● **Instructions to follow**
Repeat all of the data precisely.

● **Supplied records**
========================================

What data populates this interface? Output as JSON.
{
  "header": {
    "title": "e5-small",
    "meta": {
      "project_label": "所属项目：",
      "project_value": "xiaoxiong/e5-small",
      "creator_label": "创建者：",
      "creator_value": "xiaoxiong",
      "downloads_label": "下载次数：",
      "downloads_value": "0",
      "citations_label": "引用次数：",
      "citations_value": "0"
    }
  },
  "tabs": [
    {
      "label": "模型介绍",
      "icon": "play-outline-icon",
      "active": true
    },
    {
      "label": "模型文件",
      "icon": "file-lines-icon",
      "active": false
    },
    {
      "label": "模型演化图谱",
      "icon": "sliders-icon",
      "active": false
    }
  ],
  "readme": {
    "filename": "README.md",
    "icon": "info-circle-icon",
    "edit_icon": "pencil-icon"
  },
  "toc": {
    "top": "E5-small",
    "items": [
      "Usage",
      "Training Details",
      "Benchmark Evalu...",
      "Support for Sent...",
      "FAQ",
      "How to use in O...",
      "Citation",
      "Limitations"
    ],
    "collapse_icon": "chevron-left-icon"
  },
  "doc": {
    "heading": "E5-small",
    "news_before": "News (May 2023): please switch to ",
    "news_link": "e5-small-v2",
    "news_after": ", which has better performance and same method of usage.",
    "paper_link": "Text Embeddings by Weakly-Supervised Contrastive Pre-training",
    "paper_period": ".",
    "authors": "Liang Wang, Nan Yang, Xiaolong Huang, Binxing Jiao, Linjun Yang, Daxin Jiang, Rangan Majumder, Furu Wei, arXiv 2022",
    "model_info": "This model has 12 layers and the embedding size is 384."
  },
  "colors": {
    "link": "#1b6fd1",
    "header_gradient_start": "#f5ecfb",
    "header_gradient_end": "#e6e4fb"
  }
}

========================================

● **Result of the exercise**
What data populates this interface? Output as JSON.
{
  "header": {
    "title": "e5-small",
    "meta": {
      "project_label": "所属项目：",
      "project_value": "xiaoxiong/e5-small",
      "creator_label": "创建者：",
      "creator_value": "xiaoxiong",
      "downloads_label": "下载次数：",
      "downloads_value": "0",
      "citations_label": "引用次数：",
      "citations_value": "0"
    }
  },
  "tabs": [
    {
      "label": "模型介绍",
      "icon": "play-outline-icon",
      "active": true
    },
    {
      "label": "模型文件",
      "icon": "file-lines-icon",
      "active": false
    },
    {
      "label": "模型演化图谱",
      "icon": "sliders-icon",
      "active": false
    }
  ],
  "readme": {
    "filename": "README.md",
    "icon": "info-circle-icon",
    "edit_icon": "pencil-icon"
  },
  "toc": {
    "top": "E5-small",
    "items": [
      "Usage",
      "Training Details",
      "Benchmark Evalu...",
      "Support for Sent...",
      "FAQ",
      "How to use in O...",
      "Citation",
      "Limitations"
    ],
    "collapse_icon": "chevron-left-icon"
  },
  "doc": {
    "heading": "E5-small",
    "news_before": "News (May 2023): please switch to ",
    "news_link": "e5-small-v2",
    "news_after": ", which has better performance and same method of usage.",
    "paper_link": "Text Embeddings by Weakly-Supervised Contrastive Pre-training",
    "paper_period": ".",
    "authors": "Liang Wang, Nan Yang, Xiaolong Huang, Binxing Jiao, Linjun Yang, Daxin Jiang, Rangan Majumder, Furu Wei, arXiv 2022",
    "model_info": "This model has 12 layers and the embedding size is 384."
  },
  "colors": {
    "link": "#1b6fd1",
    "header_gradient_start": "#f5ecfb",
    "header_gradient_end": "#e6e4fb"
  }
}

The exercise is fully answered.